TO DO
Would you return all of this data exactly, leaving nothing out?

MATERIAL PROVIDED
══════════

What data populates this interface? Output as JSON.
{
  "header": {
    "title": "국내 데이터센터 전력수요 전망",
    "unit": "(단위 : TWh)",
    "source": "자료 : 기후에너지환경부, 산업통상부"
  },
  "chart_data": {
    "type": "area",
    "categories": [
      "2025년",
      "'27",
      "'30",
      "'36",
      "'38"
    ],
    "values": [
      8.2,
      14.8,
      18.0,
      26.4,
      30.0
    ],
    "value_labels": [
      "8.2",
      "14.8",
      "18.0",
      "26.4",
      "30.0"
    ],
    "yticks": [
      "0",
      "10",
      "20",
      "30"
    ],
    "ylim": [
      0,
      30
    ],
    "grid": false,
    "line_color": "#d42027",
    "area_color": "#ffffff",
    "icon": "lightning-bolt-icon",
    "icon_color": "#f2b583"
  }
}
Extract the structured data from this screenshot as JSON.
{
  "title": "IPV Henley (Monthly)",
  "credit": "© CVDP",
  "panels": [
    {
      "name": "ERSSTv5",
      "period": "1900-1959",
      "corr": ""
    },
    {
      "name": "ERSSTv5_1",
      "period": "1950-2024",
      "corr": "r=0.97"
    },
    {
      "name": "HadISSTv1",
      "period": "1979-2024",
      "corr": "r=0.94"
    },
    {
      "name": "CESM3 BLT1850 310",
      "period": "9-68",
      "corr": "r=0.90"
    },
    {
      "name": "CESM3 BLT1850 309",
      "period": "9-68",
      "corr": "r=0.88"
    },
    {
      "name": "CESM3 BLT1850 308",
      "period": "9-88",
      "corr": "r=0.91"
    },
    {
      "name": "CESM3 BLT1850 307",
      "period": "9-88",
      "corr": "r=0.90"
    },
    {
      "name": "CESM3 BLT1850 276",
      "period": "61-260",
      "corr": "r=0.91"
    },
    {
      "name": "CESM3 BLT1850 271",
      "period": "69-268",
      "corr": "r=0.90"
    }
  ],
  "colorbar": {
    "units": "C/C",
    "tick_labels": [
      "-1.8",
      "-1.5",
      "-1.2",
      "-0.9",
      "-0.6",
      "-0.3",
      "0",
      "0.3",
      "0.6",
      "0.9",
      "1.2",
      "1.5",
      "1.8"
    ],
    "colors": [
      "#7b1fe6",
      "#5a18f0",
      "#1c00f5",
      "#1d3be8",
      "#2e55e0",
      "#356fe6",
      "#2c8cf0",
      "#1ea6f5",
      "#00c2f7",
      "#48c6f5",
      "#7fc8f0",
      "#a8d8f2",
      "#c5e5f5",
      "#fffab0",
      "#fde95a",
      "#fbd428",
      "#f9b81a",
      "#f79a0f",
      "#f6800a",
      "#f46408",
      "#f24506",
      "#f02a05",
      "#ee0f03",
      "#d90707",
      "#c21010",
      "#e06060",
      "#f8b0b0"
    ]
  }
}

══════════

TASK RESPONSE
What data populates this interface? Output as JSON.
{
  "header": {
    "title": "국내 데이터센터 전력수요 전망",
    "unit": "(단위 : TWh)",
    "source": "자료 : 기후에너지환경부, 산업통상부"
  },
  "chart_data": {
    "type": "area",
    "categories": [
      "2025년",
      "'27",
      "'30",
      "'36",
      "'38"
    ],
    "values": [
      8.2,
      14.8,
      18.0,
      26.4,
      30.0
    ],
    "value_labels": [
      "8.2",
      "14.8",
      "18.0",
      "26.4",
      "30.0"
    ],
    "yticks": [
      "0",
      "10",
      "20",
      "30"
    ],
    "ylim": [
      0,
      30
    ],
    "grid": false,
    "line_color": "#d42027",
    "area_color": "#ffffff",
    "icon": "lightning-bolt-icon",
    "icon_color": "#f2b583"
  }
}
Extract the structured data from this screenshot as JSON.
{
  "title": "IPV Henley (Monthly)",
  "credit": "© CVDP",
  "panels": [
    {
      "name": "ERSSTv5",
      "period": "1900-1959",
      "corr": ""
    },
    {
      "name": "ERSSTv5_1",
      "period": "1950-2024",
      "corr": "r=0.97"
    },
    {
      "name": "HadISSTv1",
      "period": "1979-2024",
      "corr": "r=0.94"
    },
    {
      "name": "CESM3 BLT1850 310",
      "period": "9-68",
      "corr": "r=0.90"
    },
    {
      "name": "CESM3 BLT1850 309",
      "period": "9-68",
      "corr": "r=0.88"
    },
    {
      "name": "CESM3 BLT1850 308",
      "period": "9-88",
      "corr": "r=0.91"
    },
    {
      "name": "CESM3 BLT1850 307",
      "period": "9-88",
      "corr": "r=0.90"
    },
    {
      "name": "CESM3 BLT1850 276",
      "period": "61-260",
      "corr": "r=0.91"
    },
    {
      "name": "CESM3 BLT1850 271",
      "period": "69-268",
      "corr": "r=0.90"
    }
  ],
  "colorbar": {
    "units": "C/C",
    "tick_labels": [
      "-1.8",
      "-1.5",
      "-1.2",
      "-0.9",
      "-0.6",
      "-0.3",
      "0",
      "0.3",
      "0.6",
      "0.9",
      "1.2",
      "1.5",
      "1.8"
    ],
    "colors": [
      "#7b1fe6",
      "#5a18f0",
      "#1c00f5",
      "#1d3be8",
      "#2e55e0",
      "#356fe6",
      "#2c8cf0",
      "#1ea6f5",
      "#00c2f7",
      "#48c6f5",
      "#7fc8f0",
      "#a8d8f2",
      "#c5e5f5",
      "#fffab0",
      "#fde95a",
      "#fbd428",
      "#f9b81a",
      "#f79a0f",
      "#f6800a",
      "#f46408",
      "#f24506",
      "#f02a05",
      "#ee0f03",
      "#d90707",
      "#c21010",
      "#e06060",
      "#f8b0b0"
    ]
  }
}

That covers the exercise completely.